[Data entries]

⁂

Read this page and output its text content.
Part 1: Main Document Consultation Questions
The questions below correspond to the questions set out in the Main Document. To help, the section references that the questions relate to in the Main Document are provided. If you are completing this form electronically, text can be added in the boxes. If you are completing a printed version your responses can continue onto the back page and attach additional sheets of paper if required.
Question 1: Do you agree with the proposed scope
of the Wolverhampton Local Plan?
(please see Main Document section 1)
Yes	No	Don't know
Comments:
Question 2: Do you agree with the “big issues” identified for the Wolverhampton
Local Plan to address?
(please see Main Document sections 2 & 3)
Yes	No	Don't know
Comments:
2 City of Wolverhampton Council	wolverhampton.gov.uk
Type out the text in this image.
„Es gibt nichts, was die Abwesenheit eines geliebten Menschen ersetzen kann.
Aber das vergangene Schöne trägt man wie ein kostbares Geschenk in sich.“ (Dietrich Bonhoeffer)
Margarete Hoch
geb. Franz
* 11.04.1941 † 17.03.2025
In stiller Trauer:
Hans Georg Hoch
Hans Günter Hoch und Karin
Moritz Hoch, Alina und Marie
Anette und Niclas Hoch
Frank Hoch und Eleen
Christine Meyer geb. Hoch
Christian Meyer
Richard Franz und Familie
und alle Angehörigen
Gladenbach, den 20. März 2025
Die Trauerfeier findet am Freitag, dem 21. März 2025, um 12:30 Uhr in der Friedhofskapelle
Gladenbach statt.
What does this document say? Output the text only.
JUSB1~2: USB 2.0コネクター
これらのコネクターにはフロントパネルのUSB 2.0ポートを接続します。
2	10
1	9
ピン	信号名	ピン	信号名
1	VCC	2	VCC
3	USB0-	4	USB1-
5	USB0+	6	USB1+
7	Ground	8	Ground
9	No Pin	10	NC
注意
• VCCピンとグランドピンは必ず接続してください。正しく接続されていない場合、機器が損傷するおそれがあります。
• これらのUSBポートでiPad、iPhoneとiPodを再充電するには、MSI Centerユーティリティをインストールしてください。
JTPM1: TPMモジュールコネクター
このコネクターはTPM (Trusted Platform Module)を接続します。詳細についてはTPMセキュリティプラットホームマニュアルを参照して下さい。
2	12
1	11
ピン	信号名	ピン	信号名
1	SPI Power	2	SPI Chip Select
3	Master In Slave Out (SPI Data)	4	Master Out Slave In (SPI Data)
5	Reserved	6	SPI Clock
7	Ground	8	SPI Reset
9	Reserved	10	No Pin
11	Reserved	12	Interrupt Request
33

⁂

REQUEST
Output the entries verbatim.

CORRECT OUTPUT
Read this page and output its text content.
Part 1: Main Document Consultation Questions
The questions below correspond to the questions set out in the Main Document. To help, the section references that the questions relate to in the Main Document are provided. If you are completing this form electronically, text can be added in the boxes. If you are completing a printed version your responses can continue onto the back page and attach additional sheets of paper if required.
Question 1: Do you agree with the proposed scope
of the Wolverhampton Local Plan?
(please see Main Document section 1)
Yes	No	Don't know
Comments:
Question 2: Do you agree with the “big issues” identified for the Wolverhampton
Local Plan to address?
(please see Main Document sections 2 & 3)
Yes	No	Don't know
Comments:
2 City of Wolverhampton Council	wolverhampton.gov.uk
Type out the text in this image.
„Es gibt nichts, was die Abwesenheit eines geliebten Menschen ersetzen kann.
Aber das vergangene Schöne trägt man wie ein kostbares Geschenk in sich.“ (Dietrich Bonhoeffer)
Margarete Hoch
geb. Franz
* 11.04.1941 † 17.03.2025
In stiller Trauer:
Hans Georg Hoch
Hans Günter Hoch und Karin
Moritz Hoch, Alina und Marie
Anette und Niclas Hoch
Frank Hoch und Eleen
Christine Meyer geb. Hoch
Christian Meyer
Richard Franz und Familie
und alle Angehörigen
Gladenbach, den 20. März 2025
Die Trauerfeier findet am Freitag, dem 21. März 2025, um 12:30 Uhr in der Friedhofskapelle
Gladenbach statt.
What does this document say? Output the text only.
JUSB1~2: USB 2.0コネクター
これらのコネクターにはフロントパネルのUSB 2.0ポートを接続します。
2	10
1	9
ピン	信号名	ピン	信号名
1	VCC	2	VCC
3	USB0-	4	USB1-
5	USB0+	6	USB1+
7	Ground	8	Ground
9	No Pin	10	NC
注意
• VCCピンとグランドピンは必ず接続してください。正しく接続されていない場合、機器が損傷するおそれがあります。
• これらのUSBポートでiPad、iPhoneとiPodを再充電するには、MSI Centerユーティリティをインストールしてください。
JTPM1: TPMモジュールコネクター
このコネクターはTPM (Trusted Platform Module)を接続します。詳細についてはTPMセキュリティプラットホームマニュアルを参照して下さい。
2	12
1	11
ピン	信号名	ピン	信号名
1	SPI Power	2	SPI Chip Select
3	Master In Slave Out (SPI Data)	4	Master Out Slave In (SPI Data)
5	Reserved	6	SPI Clock
7	Ground	8	SPI Reset
9	Reserved	10	No Pin
11	Reserved	12	Interrupt Request
33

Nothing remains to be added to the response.